━━━ DATA FOR THIS TASK ━━━
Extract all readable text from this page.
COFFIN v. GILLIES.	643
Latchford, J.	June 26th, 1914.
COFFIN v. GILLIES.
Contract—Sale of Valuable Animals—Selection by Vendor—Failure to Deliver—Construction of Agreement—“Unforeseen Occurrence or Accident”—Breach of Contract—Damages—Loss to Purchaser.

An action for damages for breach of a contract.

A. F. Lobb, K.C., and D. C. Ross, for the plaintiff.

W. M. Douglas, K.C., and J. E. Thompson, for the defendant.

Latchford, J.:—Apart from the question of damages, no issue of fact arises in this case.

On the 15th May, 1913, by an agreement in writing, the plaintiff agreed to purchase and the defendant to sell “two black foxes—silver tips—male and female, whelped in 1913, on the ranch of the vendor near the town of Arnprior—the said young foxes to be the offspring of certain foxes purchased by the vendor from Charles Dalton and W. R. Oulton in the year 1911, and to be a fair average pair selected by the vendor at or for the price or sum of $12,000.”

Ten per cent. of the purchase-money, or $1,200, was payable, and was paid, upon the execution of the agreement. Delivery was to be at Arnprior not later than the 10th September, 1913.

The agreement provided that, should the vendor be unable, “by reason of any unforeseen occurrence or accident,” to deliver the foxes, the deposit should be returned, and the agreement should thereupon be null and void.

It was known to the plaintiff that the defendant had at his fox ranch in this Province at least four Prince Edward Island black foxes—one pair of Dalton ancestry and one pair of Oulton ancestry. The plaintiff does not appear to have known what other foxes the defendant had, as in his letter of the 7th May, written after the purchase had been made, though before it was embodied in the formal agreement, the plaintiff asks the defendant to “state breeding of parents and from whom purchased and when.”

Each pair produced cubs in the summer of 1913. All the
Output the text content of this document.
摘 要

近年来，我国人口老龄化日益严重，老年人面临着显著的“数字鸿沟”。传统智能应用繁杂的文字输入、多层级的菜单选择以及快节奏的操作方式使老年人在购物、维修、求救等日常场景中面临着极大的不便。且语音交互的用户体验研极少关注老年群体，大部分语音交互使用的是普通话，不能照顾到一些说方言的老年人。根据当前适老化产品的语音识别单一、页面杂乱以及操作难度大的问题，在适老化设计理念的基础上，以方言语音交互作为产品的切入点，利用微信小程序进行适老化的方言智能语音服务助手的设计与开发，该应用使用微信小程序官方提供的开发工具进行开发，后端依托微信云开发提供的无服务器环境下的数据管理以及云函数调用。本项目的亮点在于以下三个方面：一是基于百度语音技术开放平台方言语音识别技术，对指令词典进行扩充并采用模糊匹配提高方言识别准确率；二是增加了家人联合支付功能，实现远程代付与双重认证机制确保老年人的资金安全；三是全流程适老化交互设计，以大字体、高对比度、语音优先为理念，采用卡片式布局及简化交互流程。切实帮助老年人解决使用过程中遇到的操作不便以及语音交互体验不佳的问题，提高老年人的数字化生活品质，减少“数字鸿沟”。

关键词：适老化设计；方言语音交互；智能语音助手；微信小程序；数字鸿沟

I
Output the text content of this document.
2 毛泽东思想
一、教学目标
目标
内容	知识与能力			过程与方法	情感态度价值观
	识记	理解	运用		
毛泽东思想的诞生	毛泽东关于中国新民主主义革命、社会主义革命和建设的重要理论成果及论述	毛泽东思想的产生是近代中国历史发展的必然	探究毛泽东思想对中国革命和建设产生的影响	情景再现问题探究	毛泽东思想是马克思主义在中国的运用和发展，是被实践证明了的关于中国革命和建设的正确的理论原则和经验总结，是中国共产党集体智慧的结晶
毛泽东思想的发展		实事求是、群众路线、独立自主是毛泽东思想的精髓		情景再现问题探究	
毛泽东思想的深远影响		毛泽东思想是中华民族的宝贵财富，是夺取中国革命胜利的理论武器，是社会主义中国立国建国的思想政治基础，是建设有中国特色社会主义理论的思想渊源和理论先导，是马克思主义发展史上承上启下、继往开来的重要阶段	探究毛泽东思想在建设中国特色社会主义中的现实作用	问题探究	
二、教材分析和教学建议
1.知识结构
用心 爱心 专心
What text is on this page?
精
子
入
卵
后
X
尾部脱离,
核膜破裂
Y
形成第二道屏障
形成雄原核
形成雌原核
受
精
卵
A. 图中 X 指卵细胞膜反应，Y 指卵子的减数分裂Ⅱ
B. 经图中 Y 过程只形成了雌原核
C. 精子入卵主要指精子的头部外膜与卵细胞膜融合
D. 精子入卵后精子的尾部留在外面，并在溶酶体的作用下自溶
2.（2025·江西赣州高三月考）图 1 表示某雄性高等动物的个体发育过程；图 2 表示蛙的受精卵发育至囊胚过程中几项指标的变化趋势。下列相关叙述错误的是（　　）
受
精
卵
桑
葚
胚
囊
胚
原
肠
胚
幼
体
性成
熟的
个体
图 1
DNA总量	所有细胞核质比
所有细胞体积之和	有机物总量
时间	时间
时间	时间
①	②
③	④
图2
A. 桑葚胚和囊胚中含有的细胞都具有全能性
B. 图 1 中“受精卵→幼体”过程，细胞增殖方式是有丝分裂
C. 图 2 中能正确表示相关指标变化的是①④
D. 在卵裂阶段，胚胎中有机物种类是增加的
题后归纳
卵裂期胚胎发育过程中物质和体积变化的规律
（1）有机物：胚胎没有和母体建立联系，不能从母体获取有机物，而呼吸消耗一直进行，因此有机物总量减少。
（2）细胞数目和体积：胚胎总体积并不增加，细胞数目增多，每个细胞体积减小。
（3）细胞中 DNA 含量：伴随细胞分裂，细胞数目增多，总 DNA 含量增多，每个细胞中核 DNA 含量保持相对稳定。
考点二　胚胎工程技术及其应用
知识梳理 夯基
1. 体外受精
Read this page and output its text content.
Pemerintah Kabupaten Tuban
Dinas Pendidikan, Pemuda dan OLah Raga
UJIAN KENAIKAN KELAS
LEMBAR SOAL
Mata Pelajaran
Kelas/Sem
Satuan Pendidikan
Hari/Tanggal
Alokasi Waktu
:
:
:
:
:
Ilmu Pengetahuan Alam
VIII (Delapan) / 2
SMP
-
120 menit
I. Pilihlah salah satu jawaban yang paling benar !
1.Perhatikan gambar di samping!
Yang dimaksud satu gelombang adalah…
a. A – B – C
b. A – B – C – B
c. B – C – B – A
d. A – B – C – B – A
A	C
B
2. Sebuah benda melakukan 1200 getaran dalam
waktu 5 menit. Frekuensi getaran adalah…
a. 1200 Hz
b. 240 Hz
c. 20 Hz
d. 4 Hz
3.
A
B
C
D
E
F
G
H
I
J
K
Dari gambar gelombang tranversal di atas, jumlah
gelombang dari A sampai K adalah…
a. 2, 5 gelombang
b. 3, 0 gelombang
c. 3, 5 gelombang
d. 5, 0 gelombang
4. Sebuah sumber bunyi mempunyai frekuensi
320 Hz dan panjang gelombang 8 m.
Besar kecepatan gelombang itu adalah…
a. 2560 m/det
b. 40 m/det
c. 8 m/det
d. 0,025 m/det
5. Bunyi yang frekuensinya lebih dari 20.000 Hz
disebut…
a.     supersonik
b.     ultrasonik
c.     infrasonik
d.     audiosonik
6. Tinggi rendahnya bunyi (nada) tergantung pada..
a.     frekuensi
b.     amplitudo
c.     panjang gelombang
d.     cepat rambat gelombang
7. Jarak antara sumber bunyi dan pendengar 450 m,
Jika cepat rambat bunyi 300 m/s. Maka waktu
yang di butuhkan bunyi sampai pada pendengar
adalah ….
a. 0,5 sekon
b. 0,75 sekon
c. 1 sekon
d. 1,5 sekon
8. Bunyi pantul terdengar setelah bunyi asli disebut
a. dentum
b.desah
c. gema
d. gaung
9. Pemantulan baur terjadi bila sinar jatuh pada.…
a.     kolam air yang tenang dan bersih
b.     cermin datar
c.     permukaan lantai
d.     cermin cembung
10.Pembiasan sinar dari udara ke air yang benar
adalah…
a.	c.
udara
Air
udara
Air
━━━
— DESCRIPTION OF THE TASK —
Your task is to collect every line above that contains the word "from".

— EXPECTED ANSWER —
Extract all readable text from this page.
Latchford, J.:—Apart from the question of damages, no issue of fact arises in this case.
On the 15th May, 1913, by an agreement in writing, the plaintiff agreed to purchase and the defendant to sell “two black foxes—silver tips—male and female, whelped in 1913, on the ranch of the vendor near the town of Arnprior—the said young foxes to be the offspring of certain foxes purchased by the vendor from Charles Dalton and W. R. Oulton in the year 1911, and to be a fair average pair selected by the vendor at or for the price or sum of $12,000.”
It was known to the plaintiff that the defendant had at his fox ranch in this Province at least four Prince Edward Island black foxes—one pair of Dalton ancestry and one pair of Oulton ancestry. The plaintiff does not appear to have known what other foxes the defendant had, as in his letter of the 7th May, written after the purchase had been made, though before it was embodied in the formal agreement, the plaintiff asks the defendant to “state breeding of parents and from whom purchased and when.”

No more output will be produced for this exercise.